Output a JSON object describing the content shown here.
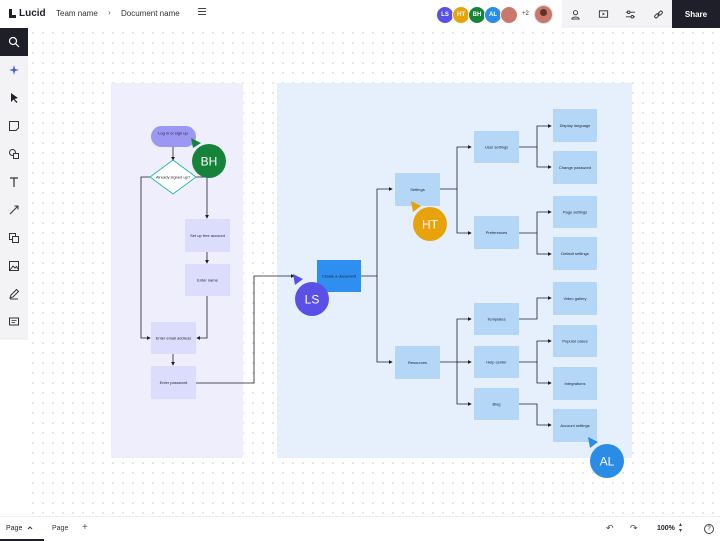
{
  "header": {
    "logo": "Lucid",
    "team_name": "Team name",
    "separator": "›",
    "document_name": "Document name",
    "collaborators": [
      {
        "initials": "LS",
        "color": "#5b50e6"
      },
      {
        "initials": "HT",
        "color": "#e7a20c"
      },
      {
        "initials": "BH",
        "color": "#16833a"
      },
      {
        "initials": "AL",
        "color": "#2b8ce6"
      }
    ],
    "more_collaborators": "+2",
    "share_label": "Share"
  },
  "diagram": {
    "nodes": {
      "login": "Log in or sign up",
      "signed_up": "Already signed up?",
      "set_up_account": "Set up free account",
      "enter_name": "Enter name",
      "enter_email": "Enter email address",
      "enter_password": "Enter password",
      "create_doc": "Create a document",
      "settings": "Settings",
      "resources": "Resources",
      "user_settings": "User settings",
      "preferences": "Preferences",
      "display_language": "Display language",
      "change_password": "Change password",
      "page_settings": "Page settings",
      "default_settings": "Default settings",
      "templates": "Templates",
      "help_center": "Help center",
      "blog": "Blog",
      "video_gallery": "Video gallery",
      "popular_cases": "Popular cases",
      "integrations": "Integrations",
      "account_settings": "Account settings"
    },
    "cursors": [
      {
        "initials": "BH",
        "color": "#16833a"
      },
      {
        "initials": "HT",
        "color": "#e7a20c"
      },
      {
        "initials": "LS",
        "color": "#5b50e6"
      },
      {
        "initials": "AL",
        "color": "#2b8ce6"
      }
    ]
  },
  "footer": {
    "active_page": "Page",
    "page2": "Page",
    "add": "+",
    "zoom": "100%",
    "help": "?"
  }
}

------

STATED GOAL
Keep the pictures out of your copy, and repeat every entry above exactly.

SOLUTION TO THIS EXERCISE
Output a JSON object describing the content shown here.
{
  "header": {
    "logo": "Lucid",
    "team_name": "Team name",
    "separator": "›",
    "document_name": "Document name",
    "collaborators": [
      {
        "initials": "LS",
        "color": "#5b50e6"
      },
      {
        "initials": "HT",
        "color": "#e7a20c"
      },
      {
        "initials": "BH",
        "color": "#16833a"
      },
      {
        "initials": "AL",
        "color": "#2b8ce6"
      }
    ],
    "more_collaborators": "+2",
    "share_label": "Share"
  },
  "diagram": {
    "nodes": {
      "login": "Log in or sign up",
      "signed_up": "Already signed up?",
      "set_up_account": "Set up free account",
      "enter_name": "Enter name",
      "enter_email": "Enter email address",
      "enter_password": "Enter password",
      "create_doc": "Create a document",
      "settings": "Settings",
      "resources": "Resources",
      "user_settings": "User settings",
      "preferences": "Preferences",
      "display_language": "Display language",
      "change_password": "Change password",
      "page_settings": "Page settings",
      "default_settings": "Default settings",
      "templates": "Templates",
      "help_center": "Help center",
      "blog": "Blog",
      "video_gallery": "Video gallery",
      "popular_cases": "Popular cases",
      "integrations": "Integrations",
      "account_settings": "Account settings"
    },
    "cursors": [
      {
        "initials": "BH",
        "color": "#16833a"
      },
      {
        "initials": "HT",
        "color": "#e7a20c"
      },
      {
        "initials": "LS",
        "color": "#5b50e6"
      },
      {
        "initials": "AL",
        "color": "#2b8ce6"
      }
    ]
  },
  "footer": {
    "active_page": "Page",
    "page2": "Page",
    "add": "+",
    "zoom": "100%",
    "help": "?"
  }
}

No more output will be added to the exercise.